TASK INPUTS
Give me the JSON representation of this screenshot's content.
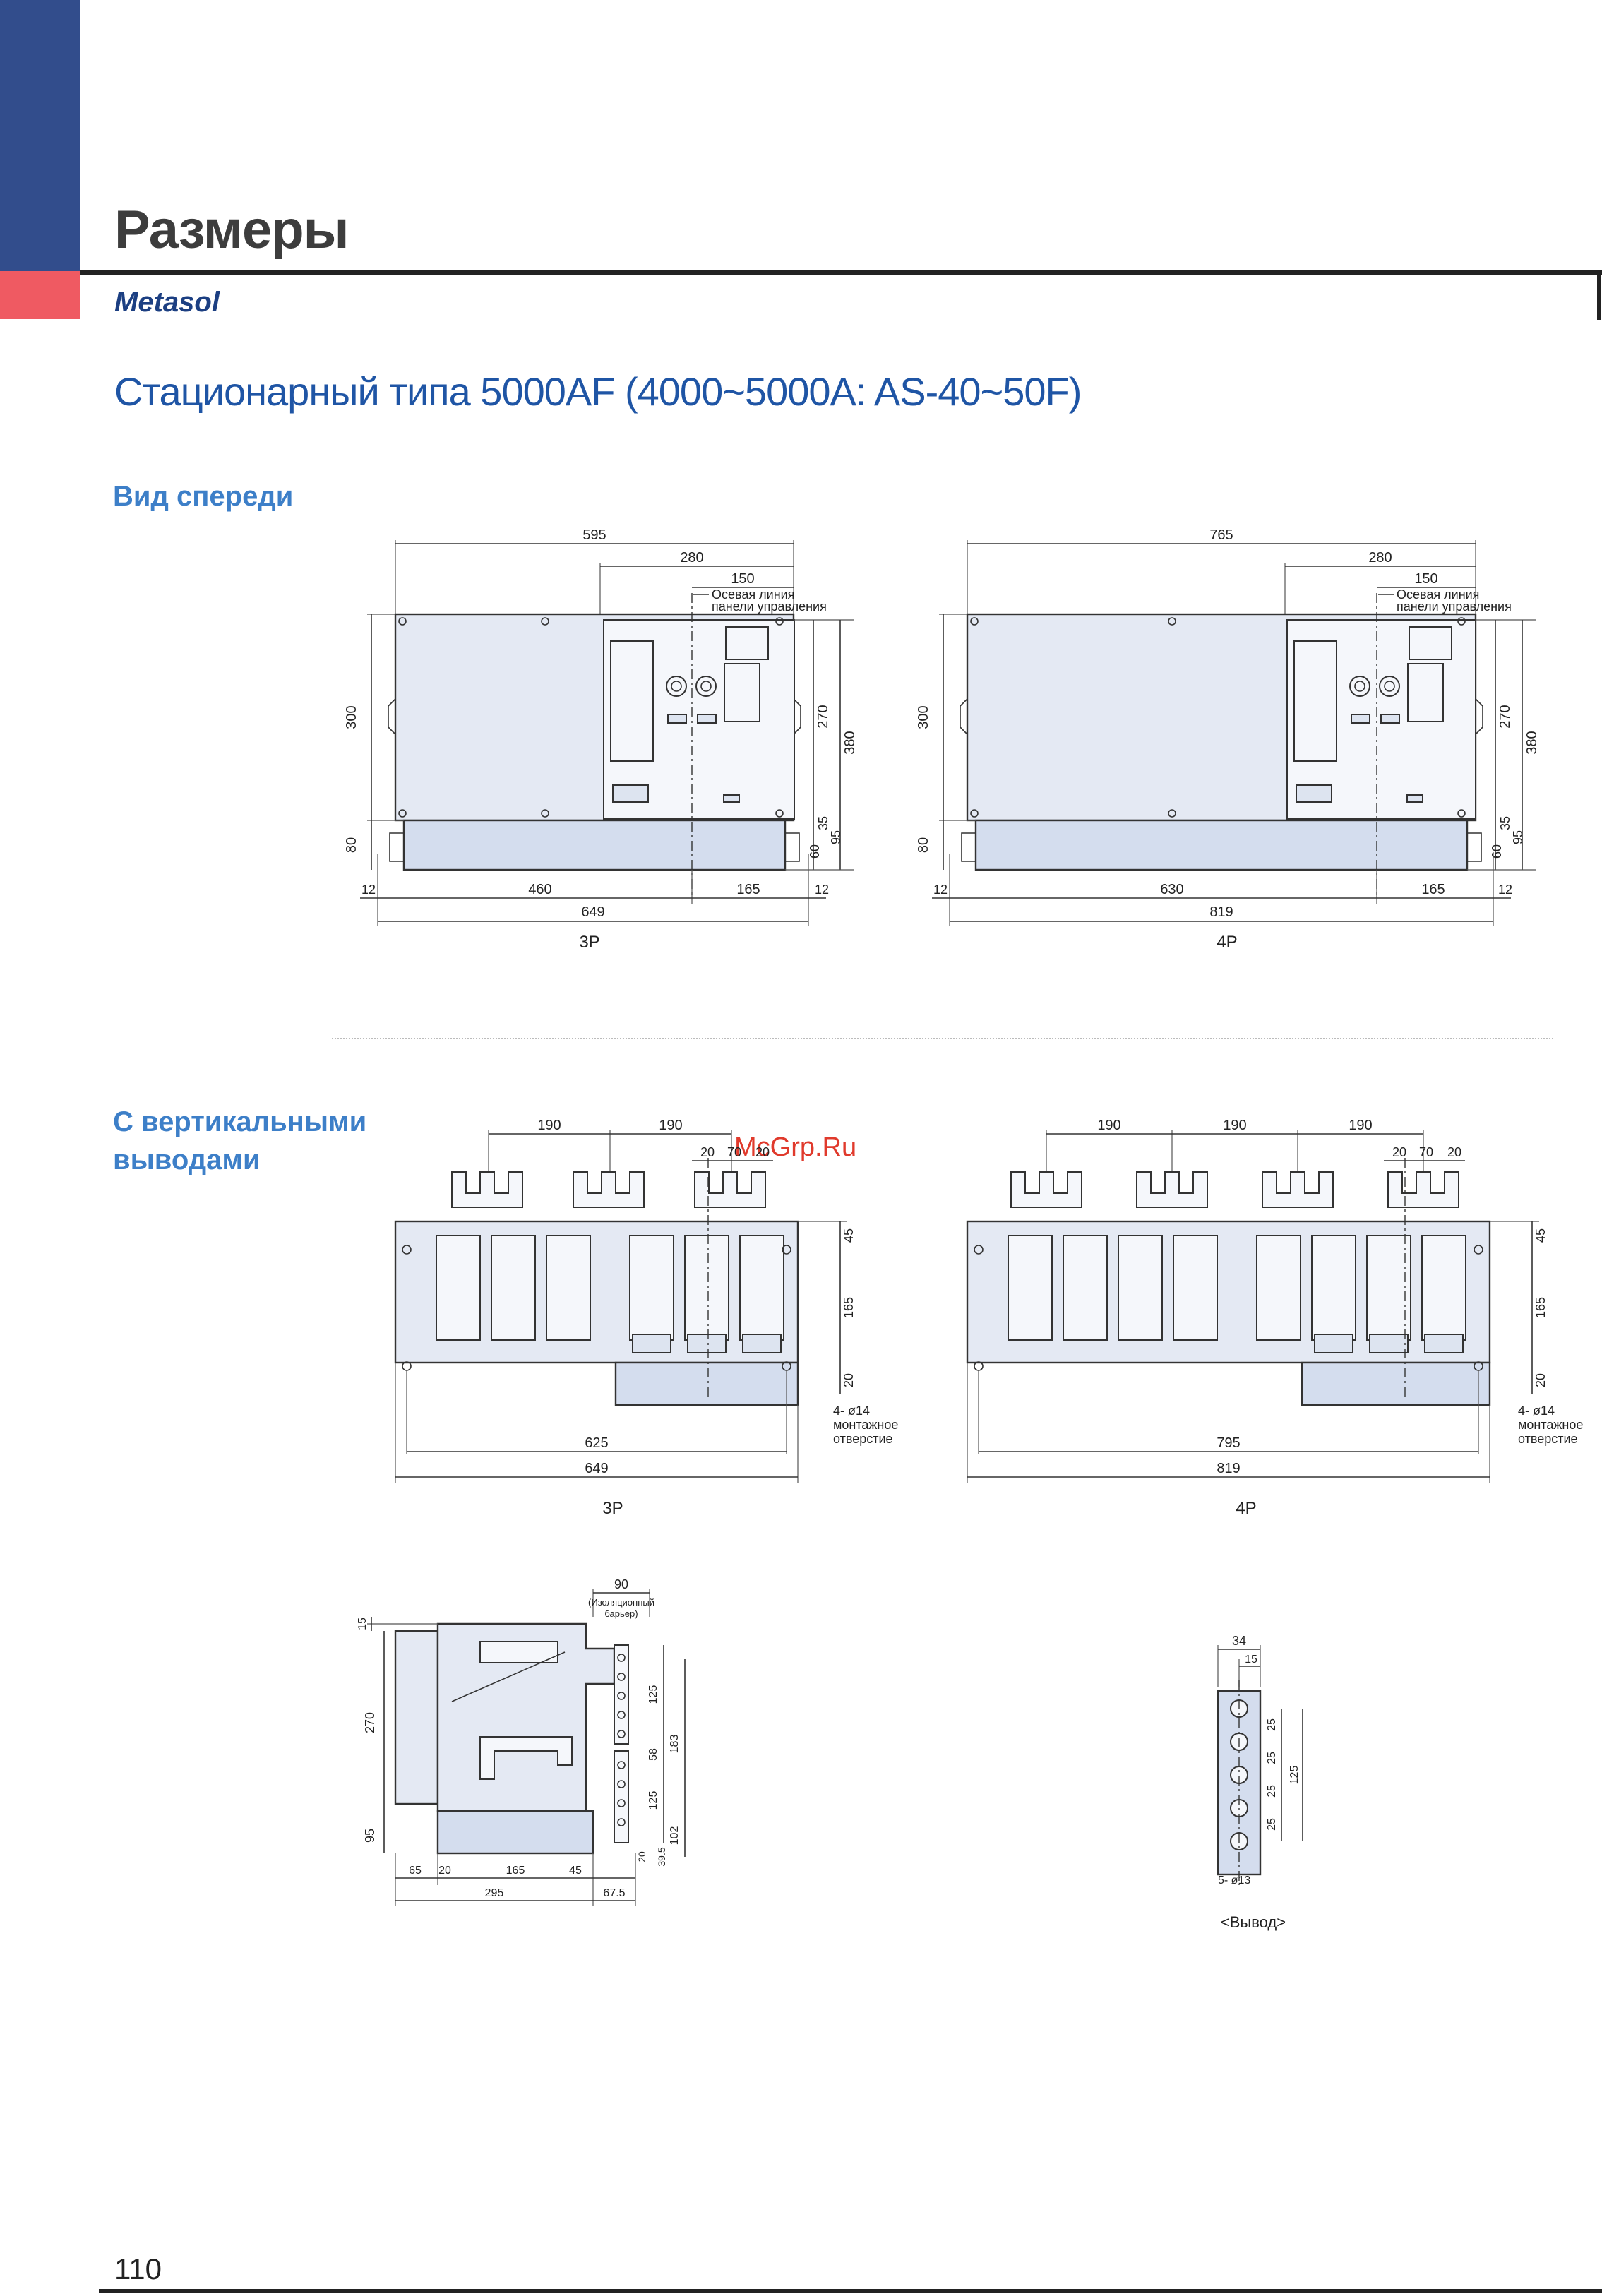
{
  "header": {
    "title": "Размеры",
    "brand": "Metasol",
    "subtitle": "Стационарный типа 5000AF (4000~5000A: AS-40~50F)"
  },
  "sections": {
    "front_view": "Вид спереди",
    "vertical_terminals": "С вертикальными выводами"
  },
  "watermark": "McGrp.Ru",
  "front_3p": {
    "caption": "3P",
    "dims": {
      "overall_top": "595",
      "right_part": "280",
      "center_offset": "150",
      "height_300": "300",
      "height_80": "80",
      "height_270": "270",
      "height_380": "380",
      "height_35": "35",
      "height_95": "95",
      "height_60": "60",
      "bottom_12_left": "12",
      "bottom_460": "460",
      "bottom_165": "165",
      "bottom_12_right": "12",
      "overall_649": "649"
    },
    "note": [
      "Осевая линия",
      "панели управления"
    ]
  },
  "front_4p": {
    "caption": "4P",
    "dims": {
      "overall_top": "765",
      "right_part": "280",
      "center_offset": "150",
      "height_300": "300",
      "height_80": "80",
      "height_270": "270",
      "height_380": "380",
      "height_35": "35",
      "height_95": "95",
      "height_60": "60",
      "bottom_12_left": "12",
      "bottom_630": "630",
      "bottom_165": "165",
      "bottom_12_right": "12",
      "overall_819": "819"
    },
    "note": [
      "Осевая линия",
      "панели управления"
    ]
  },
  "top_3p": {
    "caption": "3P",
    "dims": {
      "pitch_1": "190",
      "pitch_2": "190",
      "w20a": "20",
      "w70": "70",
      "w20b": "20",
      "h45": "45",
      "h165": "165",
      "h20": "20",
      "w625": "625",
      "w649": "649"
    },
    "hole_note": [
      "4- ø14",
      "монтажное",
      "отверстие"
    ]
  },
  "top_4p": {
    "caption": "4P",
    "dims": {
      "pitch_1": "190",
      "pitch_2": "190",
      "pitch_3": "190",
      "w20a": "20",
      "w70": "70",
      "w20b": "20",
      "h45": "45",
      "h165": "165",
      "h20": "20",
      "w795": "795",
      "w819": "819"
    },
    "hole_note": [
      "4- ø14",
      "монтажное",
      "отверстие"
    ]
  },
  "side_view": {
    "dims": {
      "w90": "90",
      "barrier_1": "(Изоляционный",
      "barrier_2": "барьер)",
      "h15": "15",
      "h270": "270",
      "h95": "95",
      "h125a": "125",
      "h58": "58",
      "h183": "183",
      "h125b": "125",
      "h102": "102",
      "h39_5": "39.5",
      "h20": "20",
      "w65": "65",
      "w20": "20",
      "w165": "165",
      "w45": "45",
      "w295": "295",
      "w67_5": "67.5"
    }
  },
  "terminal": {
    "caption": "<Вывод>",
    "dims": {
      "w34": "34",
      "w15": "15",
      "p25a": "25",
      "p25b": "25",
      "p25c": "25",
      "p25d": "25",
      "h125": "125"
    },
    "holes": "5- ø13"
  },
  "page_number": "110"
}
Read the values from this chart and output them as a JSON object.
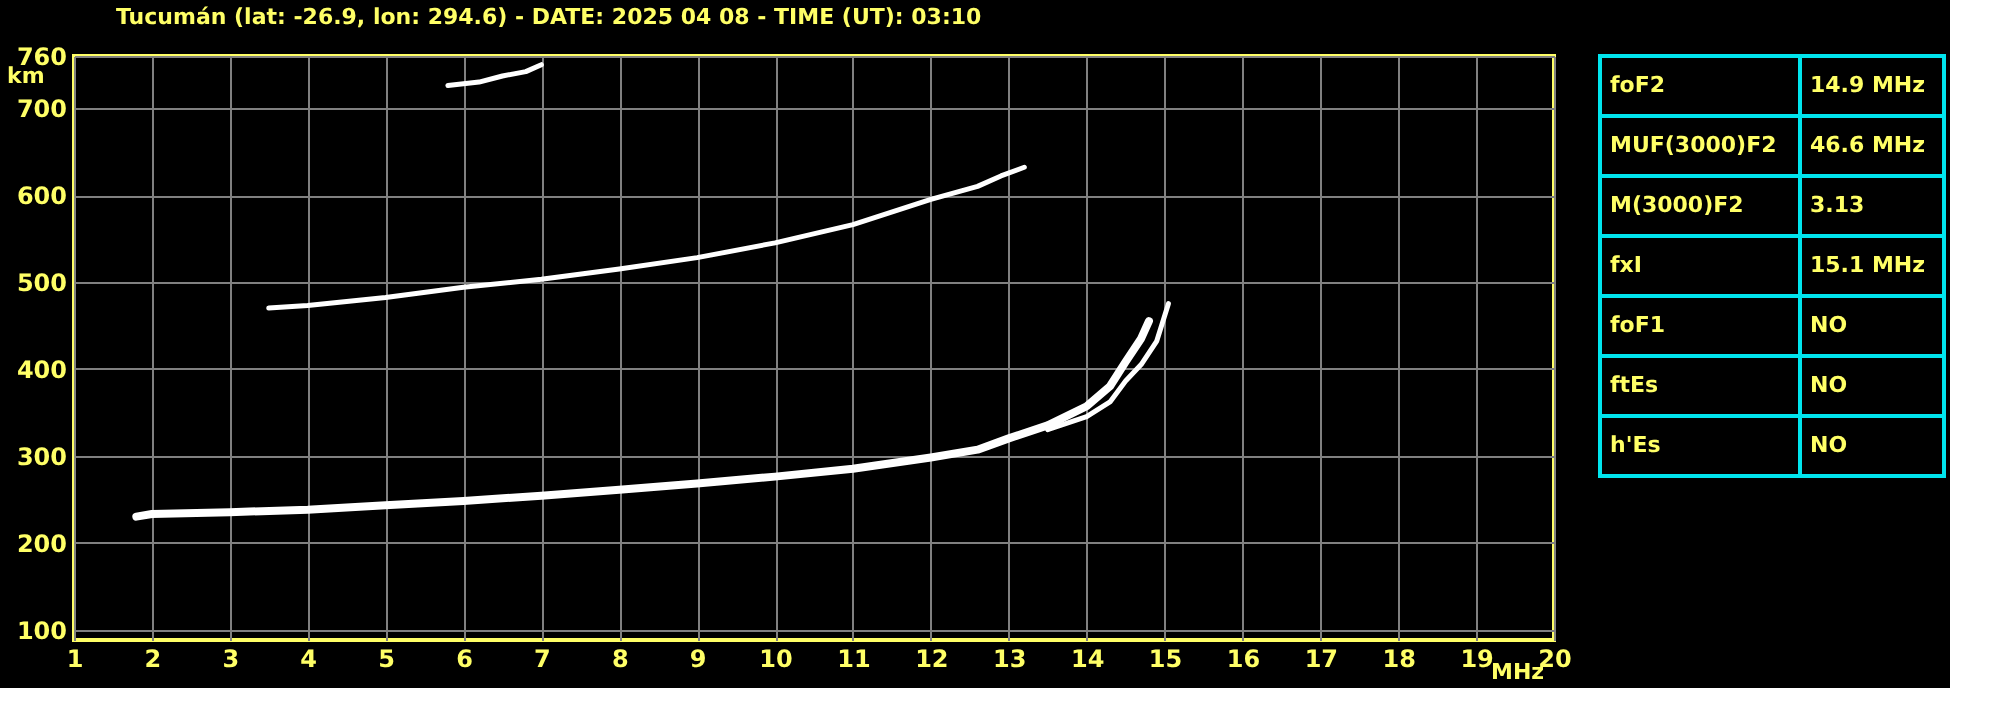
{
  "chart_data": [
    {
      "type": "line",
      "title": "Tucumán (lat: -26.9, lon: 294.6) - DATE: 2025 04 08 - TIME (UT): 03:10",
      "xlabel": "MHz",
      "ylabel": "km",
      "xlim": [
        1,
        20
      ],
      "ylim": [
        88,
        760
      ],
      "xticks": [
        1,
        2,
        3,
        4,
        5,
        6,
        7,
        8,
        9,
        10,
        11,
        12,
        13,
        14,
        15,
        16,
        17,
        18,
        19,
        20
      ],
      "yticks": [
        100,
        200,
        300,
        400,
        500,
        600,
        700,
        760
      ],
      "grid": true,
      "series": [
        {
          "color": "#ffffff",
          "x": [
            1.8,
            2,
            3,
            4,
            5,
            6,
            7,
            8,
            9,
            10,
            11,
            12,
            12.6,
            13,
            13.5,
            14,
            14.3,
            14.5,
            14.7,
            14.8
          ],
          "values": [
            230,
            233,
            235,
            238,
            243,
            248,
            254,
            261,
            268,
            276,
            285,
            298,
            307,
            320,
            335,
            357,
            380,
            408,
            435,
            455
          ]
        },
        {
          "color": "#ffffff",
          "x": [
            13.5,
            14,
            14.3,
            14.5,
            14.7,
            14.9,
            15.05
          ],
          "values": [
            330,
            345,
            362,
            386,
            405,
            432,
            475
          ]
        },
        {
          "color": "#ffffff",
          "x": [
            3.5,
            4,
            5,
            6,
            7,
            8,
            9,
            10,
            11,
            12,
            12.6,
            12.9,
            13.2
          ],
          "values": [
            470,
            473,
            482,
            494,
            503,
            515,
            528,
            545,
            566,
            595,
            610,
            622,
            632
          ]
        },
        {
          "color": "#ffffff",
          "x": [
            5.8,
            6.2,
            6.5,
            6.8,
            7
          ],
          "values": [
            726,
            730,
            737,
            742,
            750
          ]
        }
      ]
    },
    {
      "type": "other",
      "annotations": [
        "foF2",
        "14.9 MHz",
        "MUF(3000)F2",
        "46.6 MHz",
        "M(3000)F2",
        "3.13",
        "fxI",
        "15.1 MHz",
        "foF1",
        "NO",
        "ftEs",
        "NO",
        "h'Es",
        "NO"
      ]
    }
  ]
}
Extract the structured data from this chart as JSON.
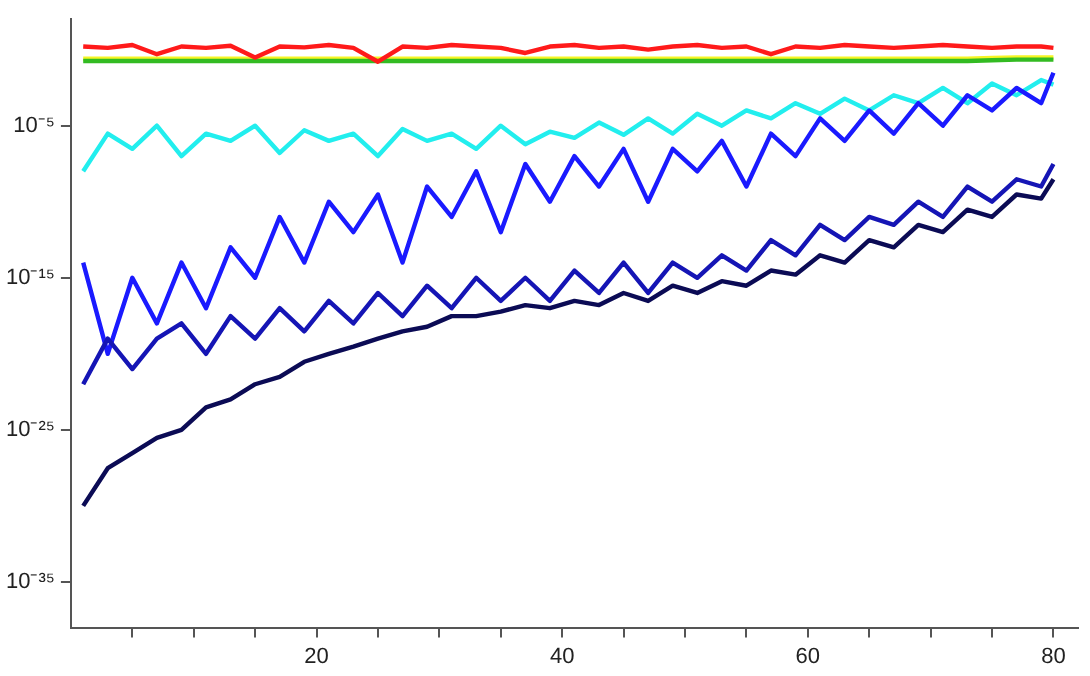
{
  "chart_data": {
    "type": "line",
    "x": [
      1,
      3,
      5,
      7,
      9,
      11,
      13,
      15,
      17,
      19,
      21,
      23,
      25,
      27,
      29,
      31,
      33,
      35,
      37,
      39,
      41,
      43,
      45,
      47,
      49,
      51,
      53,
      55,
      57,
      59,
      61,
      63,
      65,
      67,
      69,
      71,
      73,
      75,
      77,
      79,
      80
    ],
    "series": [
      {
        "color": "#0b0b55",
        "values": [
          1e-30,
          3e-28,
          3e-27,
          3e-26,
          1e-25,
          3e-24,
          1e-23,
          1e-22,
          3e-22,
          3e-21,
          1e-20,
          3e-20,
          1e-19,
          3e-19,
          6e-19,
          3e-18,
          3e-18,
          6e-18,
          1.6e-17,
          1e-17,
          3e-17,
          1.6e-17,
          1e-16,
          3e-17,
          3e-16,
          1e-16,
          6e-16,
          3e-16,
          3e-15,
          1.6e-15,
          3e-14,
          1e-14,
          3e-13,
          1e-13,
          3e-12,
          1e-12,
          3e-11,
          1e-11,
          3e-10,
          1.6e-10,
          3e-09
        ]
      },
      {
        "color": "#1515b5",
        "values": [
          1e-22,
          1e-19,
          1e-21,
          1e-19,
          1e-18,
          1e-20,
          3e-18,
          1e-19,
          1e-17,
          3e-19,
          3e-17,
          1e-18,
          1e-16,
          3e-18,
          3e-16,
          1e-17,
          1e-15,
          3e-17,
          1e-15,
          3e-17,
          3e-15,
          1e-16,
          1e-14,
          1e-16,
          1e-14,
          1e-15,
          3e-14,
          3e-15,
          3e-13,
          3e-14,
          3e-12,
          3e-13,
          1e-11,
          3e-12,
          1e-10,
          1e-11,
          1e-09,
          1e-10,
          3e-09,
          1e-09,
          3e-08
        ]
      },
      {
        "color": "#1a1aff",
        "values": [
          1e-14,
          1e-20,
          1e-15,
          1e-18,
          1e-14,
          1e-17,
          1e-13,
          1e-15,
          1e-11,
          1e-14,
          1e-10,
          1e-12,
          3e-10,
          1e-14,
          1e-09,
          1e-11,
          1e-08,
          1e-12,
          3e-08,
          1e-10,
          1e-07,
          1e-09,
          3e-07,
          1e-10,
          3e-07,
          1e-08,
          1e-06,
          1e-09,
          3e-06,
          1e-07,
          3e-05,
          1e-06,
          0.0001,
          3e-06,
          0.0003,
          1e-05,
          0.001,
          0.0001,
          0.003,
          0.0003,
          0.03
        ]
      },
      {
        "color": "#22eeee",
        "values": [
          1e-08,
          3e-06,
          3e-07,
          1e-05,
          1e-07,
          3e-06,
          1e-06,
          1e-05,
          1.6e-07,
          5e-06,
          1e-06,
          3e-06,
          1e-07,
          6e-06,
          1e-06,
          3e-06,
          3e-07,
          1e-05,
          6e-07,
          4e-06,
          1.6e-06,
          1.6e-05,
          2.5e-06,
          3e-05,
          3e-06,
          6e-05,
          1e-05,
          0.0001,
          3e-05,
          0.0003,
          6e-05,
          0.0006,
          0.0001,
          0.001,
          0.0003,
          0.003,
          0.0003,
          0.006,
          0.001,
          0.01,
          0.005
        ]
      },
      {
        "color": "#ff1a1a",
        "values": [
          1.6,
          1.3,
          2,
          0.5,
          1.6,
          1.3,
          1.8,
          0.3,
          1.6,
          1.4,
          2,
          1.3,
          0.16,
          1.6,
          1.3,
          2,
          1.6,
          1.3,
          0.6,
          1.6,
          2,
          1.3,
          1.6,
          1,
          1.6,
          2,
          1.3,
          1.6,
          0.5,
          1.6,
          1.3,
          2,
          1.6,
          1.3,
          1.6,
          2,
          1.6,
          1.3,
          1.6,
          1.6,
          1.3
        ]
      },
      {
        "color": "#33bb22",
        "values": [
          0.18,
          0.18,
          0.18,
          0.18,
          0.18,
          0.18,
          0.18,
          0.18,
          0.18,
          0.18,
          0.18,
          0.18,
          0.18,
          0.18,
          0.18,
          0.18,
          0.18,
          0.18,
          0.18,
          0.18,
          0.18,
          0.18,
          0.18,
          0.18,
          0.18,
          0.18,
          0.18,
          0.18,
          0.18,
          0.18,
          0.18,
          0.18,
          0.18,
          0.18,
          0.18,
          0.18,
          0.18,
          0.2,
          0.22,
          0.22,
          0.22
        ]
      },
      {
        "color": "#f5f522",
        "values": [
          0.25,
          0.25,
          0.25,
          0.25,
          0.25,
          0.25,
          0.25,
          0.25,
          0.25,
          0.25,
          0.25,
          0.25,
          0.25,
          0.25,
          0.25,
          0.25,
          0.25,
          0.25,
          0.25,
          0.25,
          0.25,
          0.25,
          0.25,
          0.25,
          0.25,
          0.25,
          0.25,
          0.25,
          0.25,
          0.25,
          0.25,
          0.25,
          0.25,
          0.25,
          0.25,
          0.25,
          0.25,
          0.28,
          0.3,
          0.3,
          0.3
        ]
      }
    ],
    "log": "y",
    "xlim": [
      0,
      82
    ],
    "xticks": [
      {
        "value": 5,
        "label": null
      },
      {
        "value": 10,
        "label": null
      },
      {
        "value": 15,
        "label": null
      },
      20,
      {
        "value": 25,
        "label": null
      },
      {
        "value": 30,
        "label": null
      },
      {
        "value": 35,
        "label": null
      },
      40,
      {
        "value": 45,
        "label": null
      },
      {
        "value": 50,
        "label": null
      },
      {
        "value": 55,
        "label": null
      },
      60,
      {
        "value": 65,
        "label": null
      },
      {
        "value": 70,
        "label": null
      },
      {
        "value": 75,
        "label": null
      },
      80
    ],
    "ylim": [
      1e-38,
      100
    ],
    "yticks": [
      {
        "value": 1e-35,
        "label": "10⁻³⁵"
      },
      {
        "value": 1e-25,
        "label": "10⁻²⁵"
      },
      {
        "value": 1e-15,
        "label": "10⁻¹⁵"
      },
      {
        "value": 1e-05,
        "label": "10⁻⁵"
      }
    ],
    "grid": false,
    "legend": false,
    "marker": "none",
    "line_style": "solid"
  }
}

REQUIRED TASK
Report how many lines in these entries contain "color". Answer with the number only.

OUTPUT BELOW
11